◆ EXERCISE
Repeat the records exactly. Every line must match.

• • •

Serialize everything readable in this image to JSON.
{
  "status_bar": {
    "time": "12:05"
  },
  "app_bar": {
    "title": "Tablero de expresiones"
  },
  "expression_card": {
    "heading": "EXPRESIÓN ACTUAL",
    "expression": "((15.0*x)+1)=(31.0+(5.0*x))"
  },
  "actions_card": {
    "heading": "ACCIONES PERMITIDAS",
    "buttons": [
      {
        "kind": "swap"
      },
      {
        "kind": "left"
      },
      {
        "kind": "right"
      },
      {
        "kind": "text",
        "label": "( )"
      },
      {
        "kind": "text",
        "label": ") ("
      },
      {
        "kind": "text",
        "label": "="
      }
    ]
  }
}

• • •

◆ FINAL RESULT
Serialize everything readable in this image to JSON.
{
  "status_bar": {
    "time": "12:05"
  },
  "app_bar": {
    "title": "Tablero de expresiones"
  },
  "expression_card": {
    "heading": "EXPRESIÓN ACTUAL",
    "expression": "((15.0*x)+1)=(31.0+(5.0*x))"
  },
  "actions_card": {
    "heading": "ACCIONES PERMITIDAS",
    "buttons": [
      {
        "kind": "swap"
      },
      {
        "kind": "left"
      },
      {
        "kind": "right"
      },
      {
        "kind": "text",
        "label": "( )"
      },
      {
        "kind": "text",
        "label": ") ("
      },
      {
        "kind": "text",
        "label": "="
      }
    ]
  }
}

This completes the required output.